-- Dataset content start --
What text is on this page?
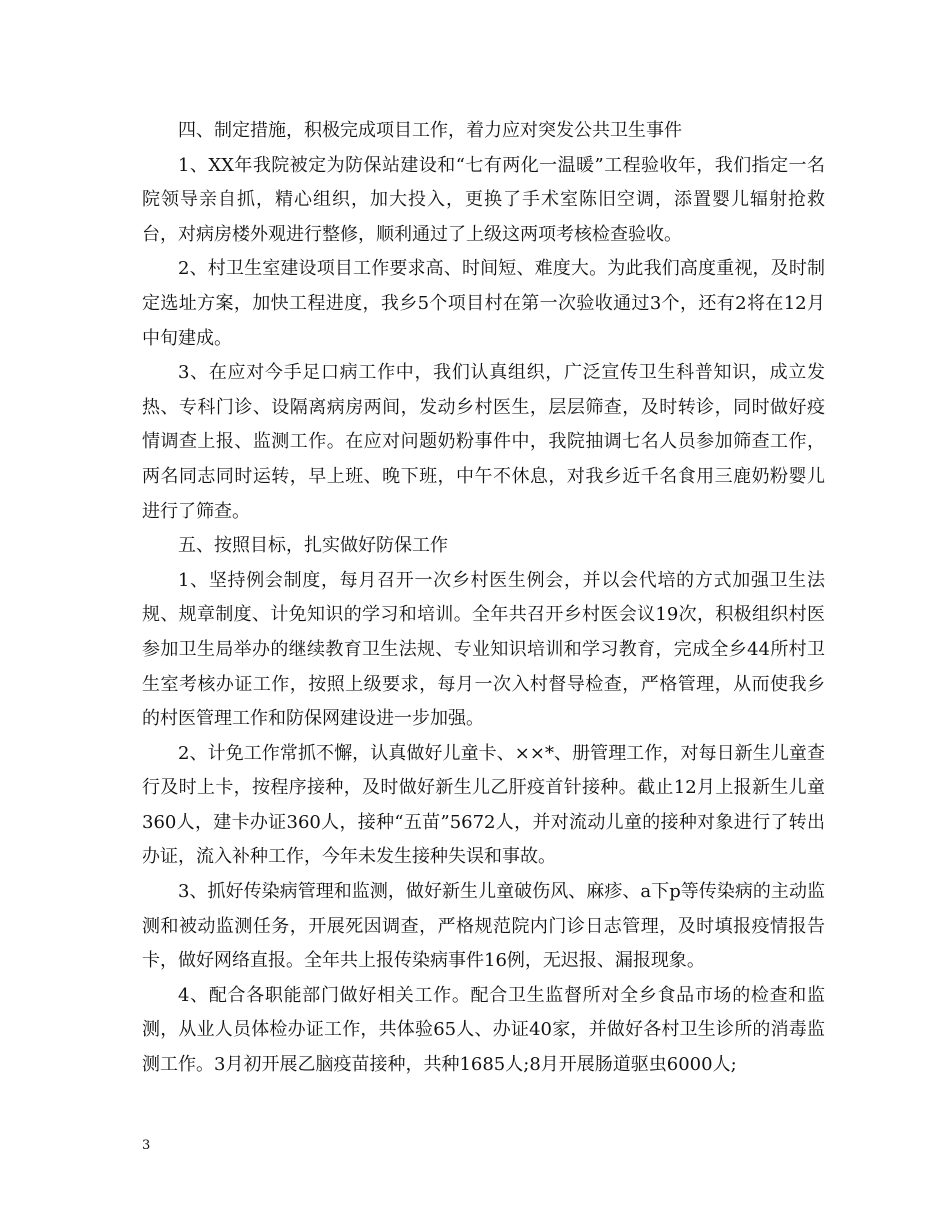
四、制定措施，积极完成项目工作，着力应对突发公共卫生事件

1、XX年我院被定为防保站建设和“七有两化一温暖”工程验收年，我们指定一名院领导亲自抓，精心组织，加大投入，更换了手术室陈旧空调，添置婴儿辐射抢救台，对病房楼外观进行整修，顺利通过了上级这两项考核检查验收。

2、村卫生室建设项目工作要求高、时间短、难度大。为此我们高度重视，及时制定选址方案，加快工程进度，我乡5个项目村在第一次验收通过3个，还有2将在12月中旬建成。

3、在应对今手足口病工作中，我们认真组织，广泛宣传卫生科普知识，成立发热、专科门诊、设隔离病房两间，发动乡村医生，层层筛查，及时转诊，同时做好疫情调查上报、监测工作。在应对问题奶粉事件中，我院抽调七名人员参加筛查工作，两名同志同时运转，早上班、晚下班，中午不休息，对我乡近千名食用三鹿奶粉婴儿进行了筛查。

五、按照目标，扎实做好防保工作

1、坚持例会制度，每月召开一次乡村医生例会，并以会代培的方式加强卫生法规、规章制度、计免知识的学习和培训。全年共召开乡村医会议19次，积极组织村医参加卫生局举办的继续教育卫生法规、专业知识培训和学习教育，完成全乡44所村卫生室考核办证工作，按照上级要求，每月一次入村督导检查，严格管理，从而使我乡的村医管理工作和防保网建设进一步加强。

2、计免工作常抓不懈，认真做好儿童卡、××*、册管理工作，对每日新生儿童查行及时上卡，按程序接种，及时做好新生儿乙肝疫首针接种。截止12月上报新生儿童 360人，建卡办证360人，接种“五苗”5672人，并对流动儿童的接种对象进行了转出办证，流入补种工作，今年未发生接种失误和事故。

3、抓好传染病管理和监测，做好新生儿童破伤风、麻疹、a下p等传染病的主动监测和被动监测任务，开展死因调查，严格规范院内门诊日志管理，及时填报疫情报告卡，做好网络直报。全年共上报传染病事件16例，无迟报、漏报现象。

4、配合各职能部门做好相关工作。配合卫生监督所对全乡食品市场的检查和监测，从业人员体检办证工作，共体验65人、办证40家，并做好各村卫生诊所的消毒监测工作。3月初开展乙脑疫苗接种，共种1685人;8月开展肠道驱虫6000人;

3
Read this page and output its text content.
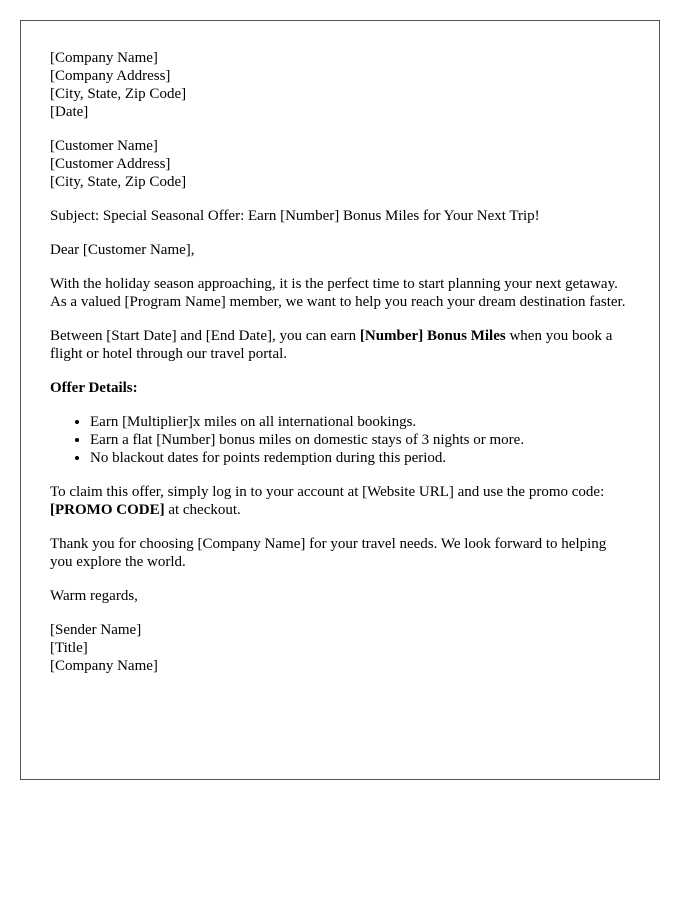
[Company Name]
[Company Address]
[City, State, Zip Code]
[Date]
[Customer Name]
[Customer Address]
[City, State, Zip Code]

Subject: Special Seasonal Offer: Earn [Number] Bonus Miles for Your Next Trip!

Dear [Customer Name],

With the holiday season approaching, it is the perfect time to start planning your next getaway. As a valued [Program Name] member, we want to help you reach your dream destination faster.

Between [Start Date] and [End Date], you can earn [Number] Bonus Miles when you book a flight or hotel through our travel portal.

Offer Details:

• Earn [Multiplier]x miles on all international bookings.
• Earn a flat [Number] bonus miles on domestic stays of 3 nights or more.
• No blackout dates for points redemption during this period.

To claim this offer, simply log in to your account at [Website URL] and use the promo code: [PROMO CODE] at checkout.

Thank you for choosing [Company Name] for your travel needs. We look forward to helping you explore the world.

Warm regards,

[Sender Name]
[Title]
[Company Name]
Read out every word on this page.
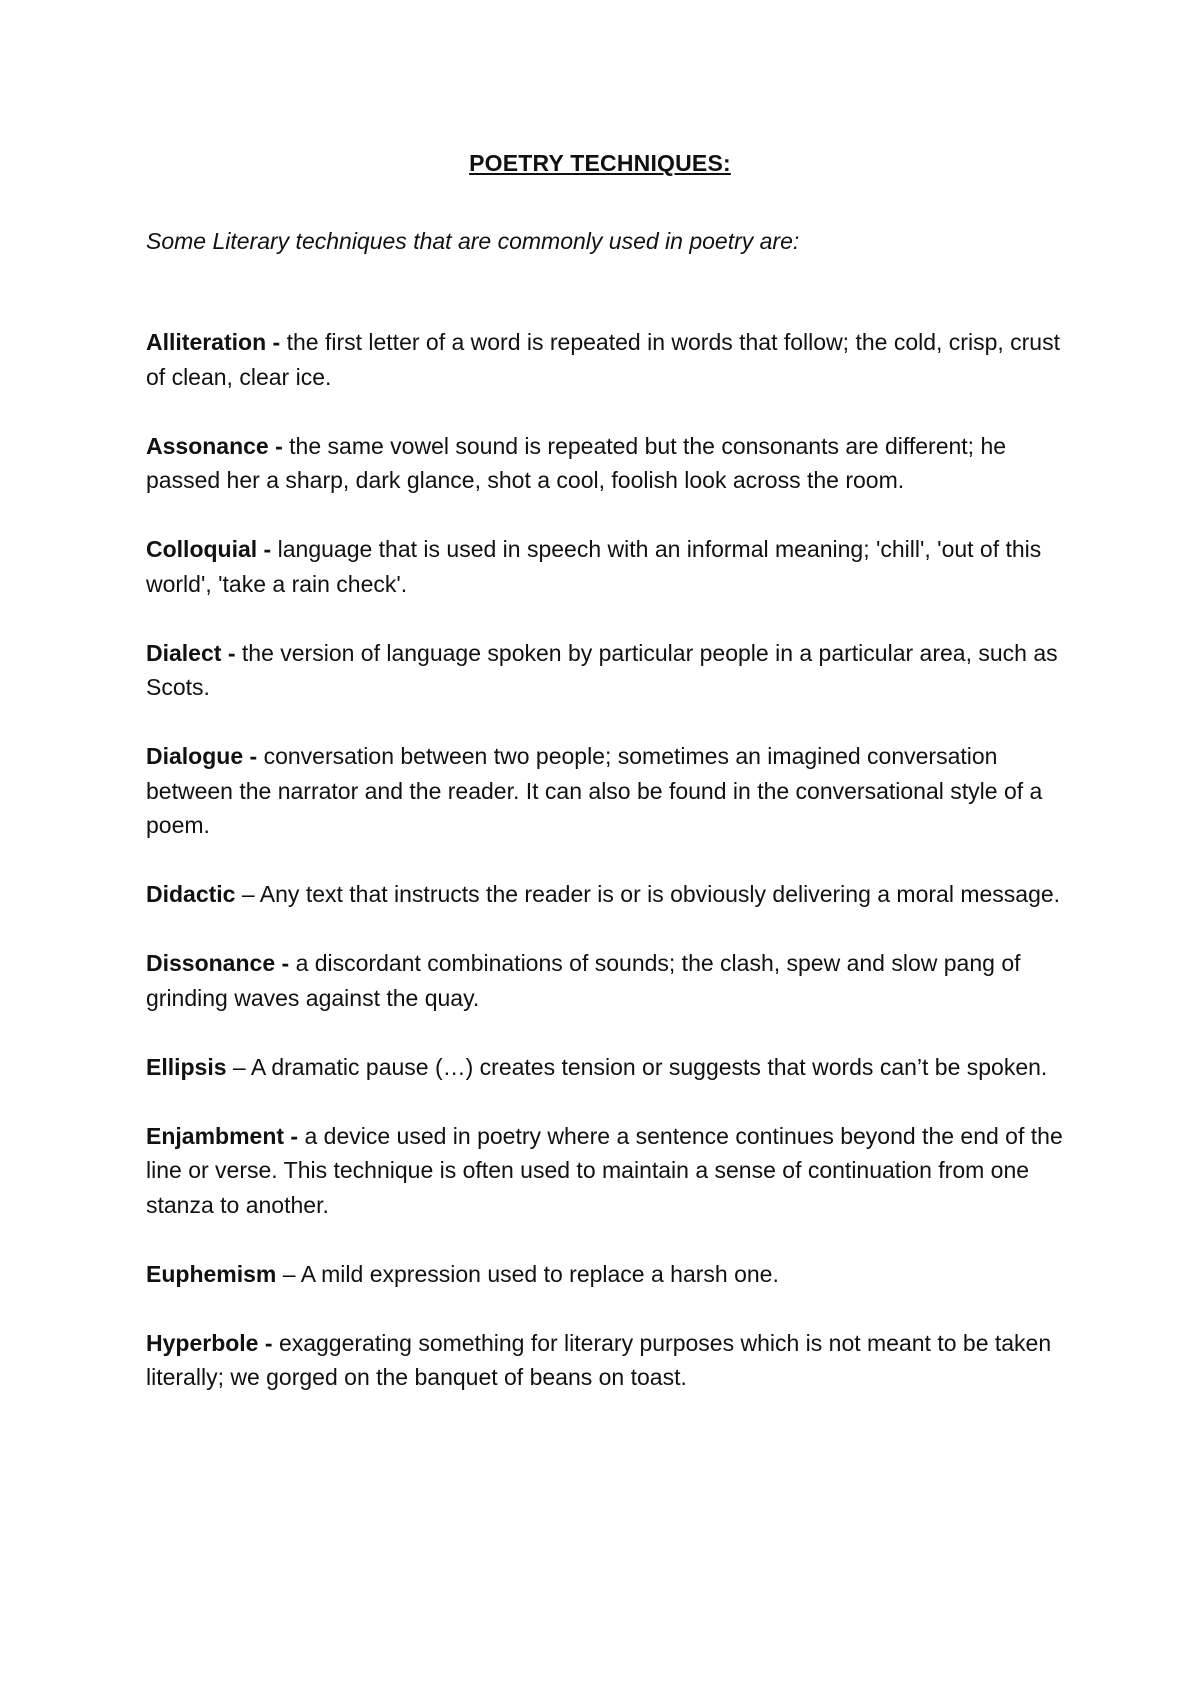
POETRY TECHNIQUES:
Some Literary techniques that are commonly used in poetry are:

Alliteration - the first letter of a word is repeated in words that follow; the cold, crisp, crust of clean, clear ice.

Assonance - the same vowel sound is repeated but the consonants are different; he passed her a sharp, dark glance, shot a cool, foolish look across the room.

Colloquial - language that is used in speech with an informal meaning; 'chill', 'out of this world', 'take a rain check'.

Dialect - the version of language spoken by particular people in a particular area, such as Scots.

Dialogue - conversation between two people; sometimes an imagined conversation between the narrator and the reader. It can also be found in the conversational style of a poem.

Didactic – Any text that instructs the reader is or is obviously delivering a moral message.

Dissonance - a discordant combinations of sounds; the clash, spew and slow pang of grinding waves against the quay.

Ellipsis – A dramatic pause (…) creates tension or suggests that words can’t be spoken.

Enjambment - a device used in poetry where a sentence continues beyond the end of the line or verse. This technique is often used to maintain a sense of continuation from one stanza to another.

Euphemism – A mild expression used to replace a harsh one.

Hyperbole - exaggerating something for literary purposes which is not meant to be taken literally; we gorged on the banquet of beans on toast.
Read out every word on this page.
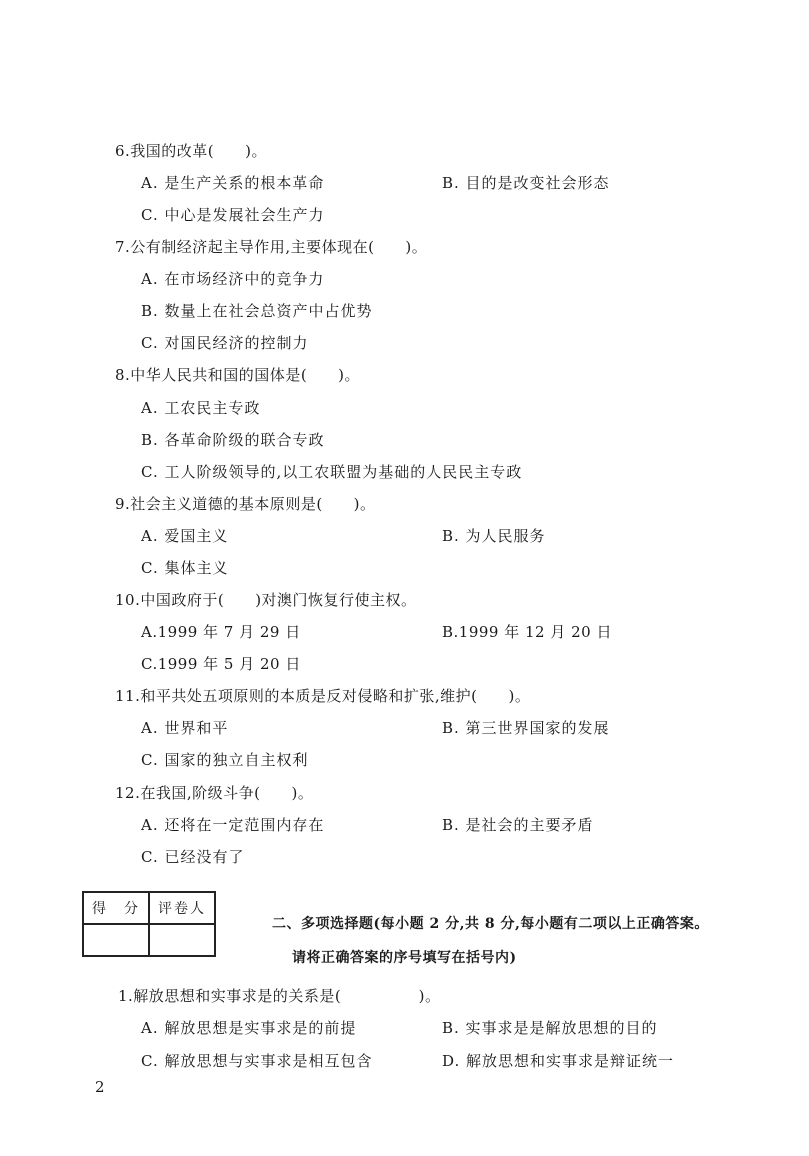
6.我国的改革(　　)。
A. 是生产关系的根本革命	B. 目的是改变社会形态
C. 中心是发展社会生产力
7.公有制经济起主导作用,主要体现在(　　)。
A. 在市场经济中的竞争力
B. 数量上在社会总资产中占优势
C. 对国民经济的控制力
8.中华人民共和国的国体是(　　)。
A. 工农民主专政
B. 各革命阶级的联合专政
C. 工人阶级领导的,以工农联盟为基础的人民民主专政
9.社会主义道德的基本原则是(　　)。
A. 爱国主义	B. 为人民服务
C. 集体主义
10.中国政府于(　　)对澳门恢复行使主权。
A.1999 年 7 月 29 日	B.1999 年 12 月 20 日
C.1999 年 5 月 20 日
11.和平共处五项原则的本质是反对侵略和扩张,维护(　　)。
A. 世界和平	B. 第三世界国家的发展
C. 国家的独立自主权利
12.在我国,阶级斗争(　　)。
A. 还将在一定范围内存在	B. 是社会的主要矛盾
C. 已经没有了
得　分	评卷人

二、多项选择题(每小题 2 分,共 8 分,每小题有二项以上正确答案。
请将正确答案的序号填写在括号内)
1.解放思想和实事求是的关系是(　　　　　)。
A. 解放思想是实事求是的前提	B. 实事求是是解放思想的目的
C. 解放思想与实事求是相互包含	D. 解放思想和实事求是辩证统一
2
-- Dataset content end --
Lines of the material that contain the word "text" are to be gathered.

- Written answer:
What text is on this page?
Read this page and output its text content.
Didactic – Any text that instructs the reader is or is obviously delivering a moral message.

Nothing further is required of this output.